> Stated goal a
Could you lay out the entries as a Markdown table with the columns Row and Line, leaving out blank lines, beginning at the first line of the entries and stopping after the line that contains "il-point-upstream-smooth — [470, 798, 489, 817]"?

> Text provided

....

How to use multiprocessing.Queue.get method?

2020-02-01 18:06发布

问题:

The code below places three numbers in a queue. Then it attempts to get the numbers back from the queue. But it never does. How to get the data from the queue?

import multiprocessing

queue = multiprocessing.Queue()

for i in range(3):
    queue.put(i)

while not queue.empty():
    print queue.get()

回答1:

I originally deleted this answer after I read @Martijn Pieters', since he decribed the "why this doesn't work" in more detail and earlier. Then I realized, that the use case in OP's example doesn't quite fit to the canonical sounding title of

"How to use multiprocessing.Queue.get method".

That's not because there's no child process involved for demonstration, but because in real applications hardly ever a queue is pre-filled and only read out after, but reading and writing happens interleaved with waiting times in between. The extended demonstration code Martijn showed, wouldn't work in the usual scenarios, because the while loop would break too soon when enqueuing doesn't keep up with reading. So here is the answer reloaded, which is able to deal with the usual interleaved feeds & reads scenarios:


Don't rely on queue.empty checks for synchronization.

After putting an object on an empty queue there may be an infinitesimal delay before the queue’s empty() method returns False and get_nowait() can return without raising queue.Empty. ...

empty()

Return True if the queue is empty, False otherwise. Because of multithreading/multiprocessing semantics, this is not reliable. docs

Either use for msg in iter(queue.get, sentinel): to .get() from the queue, where you break out of the loop by passing a sentinel value...iter(callable, sentinel)?

from multiprocessing import Queue

SENTINEL = None

if __name__ == '__main__':

    queue = Queue()

    for i in [*range(3), SENTINEL]:
        queue.put(i)

    for msg in iter(queue.get, SENTINEL):
        print(msg)

...or use get_nowait() and handle a possible queue.Empty exception if you need a non-blocking solution.

from multiprocessing import Queue
from queue import Empty
import time

SENTINEL = None

if __name__ == '__main__':

    queue = Queue()

    for i in [*range(3), SENTINEL]:
        queue.put(i)

    while True:
        try:
            msg = queue.get_nowait()
            if msg == SENTINEL:
                break
            print(msg)
        except Empty:
            # do other stuff
            time.sleep(0.1)

In case only one process and only one thread within this process is reading the queue, it would be also possible to exchange the last code snippet with:

while True:
    if not queue.empty():  # this is not an atomic operation ...
        msg = queue.get()  # ... thread could be interrupted in between
        if msg == SENTINEL:
            break
        print(msg)
    else:
        # do other stuff
        time.sleep(0.1)

Since a thread could drop the GIL in between checking if not queue.empty() and queue.get(), this wouldn't be suitable for multi-threaded queue-reads in a process. The same applies if multiple processes are reading from the queue.

For single-producer / single-consumer scenarios, using a multiprocessing.Pipe instead of multiprocessing.Queue would be sufficient and more performant, though.



回答2:

Your code actually works, some of the time.

That's because the queue is not instantly not empty. The implementation is a bit more involved to support communication between multiple processes, so threads and pipes are involved that cause the empty state to last a little longer than your code allows for.

....

> Given data

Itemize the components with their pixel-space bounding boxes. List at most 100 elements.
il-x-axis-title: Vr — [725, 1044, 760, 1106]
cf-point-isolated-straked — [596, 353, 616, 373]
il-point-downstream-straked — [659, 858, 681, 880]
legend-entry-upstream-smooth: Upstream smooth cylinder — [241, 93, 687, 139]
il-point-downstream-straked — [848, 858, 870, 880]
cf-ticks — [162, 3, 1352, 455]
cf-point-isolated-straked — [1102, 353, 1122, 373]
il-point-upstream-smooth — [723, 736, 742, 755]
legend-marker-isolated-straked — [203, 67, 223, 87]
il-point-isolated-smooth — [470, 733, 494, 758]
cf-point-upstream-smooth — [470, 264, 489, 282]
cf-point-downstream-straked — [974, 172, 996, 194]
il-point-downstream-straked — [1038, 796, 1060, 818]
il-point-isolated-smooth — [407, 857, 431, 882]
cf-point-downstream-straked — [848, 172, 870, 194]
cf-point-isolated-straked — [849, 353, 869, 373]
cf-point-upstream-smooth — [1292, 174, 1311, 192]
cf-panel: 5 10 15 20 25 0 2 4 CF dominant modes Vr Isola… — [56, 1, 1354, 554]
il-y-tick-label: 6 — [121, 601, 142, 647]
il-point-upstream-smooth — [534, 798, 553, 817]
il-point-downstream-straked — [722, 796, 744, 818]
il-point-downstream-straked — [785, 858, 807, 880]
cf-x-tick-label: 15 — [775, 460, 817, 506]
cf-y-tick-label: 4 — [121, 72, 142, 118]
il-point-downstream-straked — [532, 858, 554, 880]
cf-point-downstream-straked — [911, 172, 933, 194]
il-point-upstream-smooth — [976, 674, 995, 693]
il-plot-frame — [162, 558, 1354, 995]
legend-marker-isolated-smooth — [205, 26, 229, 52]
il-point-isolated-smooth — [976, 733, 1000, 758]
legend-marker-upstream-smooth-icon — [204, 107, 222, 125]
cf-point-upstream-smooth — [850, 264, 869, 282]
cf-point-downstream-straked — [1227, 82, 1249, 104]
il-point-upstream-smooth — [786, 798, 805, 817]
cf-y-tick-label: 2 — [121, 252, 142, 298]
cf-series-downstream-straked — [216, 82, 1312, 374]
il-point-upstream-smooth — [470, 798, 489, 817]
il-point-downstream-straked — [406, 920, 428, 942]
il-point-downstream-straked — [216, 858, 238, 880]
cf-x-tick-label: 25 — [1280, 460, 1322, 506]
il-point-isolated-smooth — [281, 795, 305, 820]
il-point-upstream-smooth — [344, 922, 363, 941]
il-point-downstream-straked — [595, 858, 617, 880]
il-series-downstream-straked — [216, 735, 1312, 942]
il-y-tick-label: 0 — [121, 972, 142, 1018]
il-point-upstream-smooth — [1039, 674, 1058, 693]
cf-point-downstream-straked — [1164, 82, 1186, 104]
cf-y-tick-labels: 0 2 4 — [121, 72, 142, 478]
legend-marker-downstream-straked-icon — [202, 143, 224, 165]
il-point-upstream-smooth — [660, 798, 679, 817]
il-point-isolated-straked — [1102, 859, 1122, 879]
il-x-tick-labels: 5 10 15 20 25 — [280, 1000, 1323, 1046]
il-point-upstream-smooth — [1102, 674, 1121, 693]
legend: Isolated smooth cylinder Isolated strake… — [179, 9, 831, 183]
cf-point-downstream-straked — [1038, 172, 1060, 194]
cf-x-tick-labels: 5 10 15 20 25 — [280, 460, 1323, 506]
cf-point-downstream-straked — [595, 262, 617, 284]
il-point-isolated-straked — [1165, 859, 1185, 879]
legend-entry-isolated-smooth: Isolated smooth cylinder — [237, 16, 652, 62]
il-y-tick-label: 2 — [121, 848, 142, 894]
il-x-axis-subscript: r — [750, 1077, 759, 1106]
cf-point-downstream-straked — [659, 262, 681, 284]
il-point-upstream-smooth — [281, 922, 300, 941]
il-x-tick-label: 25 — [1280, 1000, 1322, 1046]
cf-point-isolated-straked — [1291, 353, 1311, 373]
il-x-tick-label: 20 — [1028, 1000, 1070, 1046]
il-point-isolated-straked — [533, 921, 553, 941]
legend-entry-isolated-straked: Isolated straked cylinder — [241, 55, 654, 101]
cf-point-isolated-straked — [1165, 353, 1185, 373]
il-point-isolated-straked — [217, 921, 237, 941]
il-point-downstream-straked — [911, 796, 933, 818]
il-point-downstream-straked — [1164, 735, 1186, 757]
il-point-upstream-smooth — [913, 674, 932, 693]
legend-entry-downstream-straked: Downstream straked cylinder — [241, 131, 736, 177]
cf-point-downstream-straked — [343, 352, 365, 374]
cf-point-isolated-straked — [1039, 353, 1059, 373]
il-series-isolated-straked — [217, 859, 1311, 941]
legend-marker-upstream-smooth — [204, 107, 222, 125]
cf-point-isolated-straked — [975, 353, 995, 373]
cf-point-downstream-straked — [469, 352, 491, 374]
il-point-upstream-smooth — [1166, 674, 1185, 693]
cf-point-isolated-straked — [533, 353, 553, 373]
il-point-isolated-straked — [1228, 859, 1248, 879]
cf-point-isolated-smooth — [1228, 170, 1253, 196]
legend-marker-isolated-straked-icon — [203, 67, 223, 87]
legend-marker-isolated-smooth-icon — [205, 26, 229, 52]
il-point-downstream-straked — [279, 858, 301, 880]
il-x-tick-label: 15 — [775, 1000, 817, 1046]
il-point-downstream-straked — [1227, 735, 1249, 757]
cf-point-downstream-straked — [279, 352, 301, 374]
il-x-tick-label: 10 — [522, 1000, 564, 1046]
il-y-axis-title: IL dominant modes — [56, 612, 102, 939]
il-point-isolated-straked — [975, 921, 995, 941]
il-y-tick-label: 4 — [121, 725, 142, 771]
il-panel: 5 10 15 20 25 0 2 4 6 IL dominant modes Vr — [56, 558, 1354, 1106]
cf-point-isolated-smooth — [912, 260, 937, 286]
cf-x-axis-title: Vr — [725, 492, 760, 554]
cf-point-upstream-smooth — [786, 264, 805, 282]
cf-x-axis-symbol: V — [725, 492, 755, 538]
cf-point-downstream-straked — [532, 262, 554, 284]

....

> Stated goal b
Can you copy word for word the passage of the Queue.get thread that begins at the words "For single-producer /" and stops after "of the time."?

> Solution a
| Row | Line |
|---|---|
| 1 | Itemize the components with their pixel-space bounding boxes. List at most 100 elements. |
| 2 | il-x-axis-title: Vr — [725, 1044, 760, 1106] |
| 3 | cf-point-isolated-straked — [596, 353, 616, 373] |
| 4 | il-point-downstream-straked — [659, 858, 681, 880] |
| 5 | legend-entry-upstream-smooth: Upstream smooth cylinder — [241, 93, 687, 139] |
| 6 | il-point-downstream-straked — [848, 858, 870, 880] |
| 7 | cf-ticks — [162, 3, 1352, 455] |
| 8 | cf-point-isolated-straked — [1102, 353, 1122, 373] |
| 9 | il-point-upstream-smooth — [723, 736, 742, 755] |
| 10 | legend-marker-isolated-straked — [203, 67, 223, 87] |
| 11 | il-point-isolated-smooth — [470, 733, 494, 758] |
| 12 | cf-point-upstream-smooth — [470, 264, 489, 282] |
| 13 | cf-point-downstream-straked — [974, 172, 996, 194] |
| 14 | il-point-downstream-straked — [1038, 796, 1060, 818] |
| 15 | il-point-isolated-smooth — [407, 857, 431, 882] |
| 16 | cf-point-downstream-straked — [848, 172, 870, 194] |
| 17 | cf-point-isolated-straked — [849, 353, 869, 373] |
| 18 | cf-point-upstream-smooth — [1292, 174, 1311, 192] |
| 19 | cf-panel: 5 10 15 20 25 0 2 4 CF dominant modes Vr Isola… — [56, 1, 1354, 554] |
| 20 | il-y-tick-label: 6 — [121, 601, 142, 647] |
| 21 | il-point-upstream-smooth — [534, 798, 553, 817] |
| 22 | il-point-downstream-straked — [722, 796, 744, 818] |
| 23 | il-point-downstream-straked — [785, 858, 807, 880] |
| 24 | cf-x-tick-label: 15 — [775, 460, 817, 506] |
| 25 | cf-y-tick-label: 4 — [121, 72, 142, 118] |
| 26 | il-point-downstream-straked — [532, 858, 554, 880] |
| 27 | cf-point-downstream-straked — [911, 172, 933, 194] |
| 28 | il-point-upstream-smooth — [976, 674, 995, 693] |
| 29 | il-plot-frame — [162, 558, 1354, 995] |
| 30 | legend-marker-isolated-smooth — [205, 26, 229, 52] |
| 31 | il-point-isolated-smooth — [976, 733, 1000, 758] |
| 32 | legend-marker-upstream-smooth-icon — [204, 107, 222, 125] |
| 33 | cf-point-upstream-smooth — [850, 264, 869, 282] |
| 34 | cf-point-downstream-straked — [1227, 82, 1249, 104] |
| 35 | il-point-upstream-smooth — [786, 798, 805, 817] |
| 36 | cf-y-tick-label: 2 — [121, 252, 142, 298] |
| 37 | cf-series-downstream-straked — [216, 82, 1312, 374] |
| 38 | il-point-upstream-smooth — [470, 798, 489, 817] |

> Solution b
For single-producer / single-consumer scenarios, using a multiprocessing.Pipe instead of multiprocessing.Queue would be sufficient and more performant, though.



回答2:

Your code actually works, some of the time.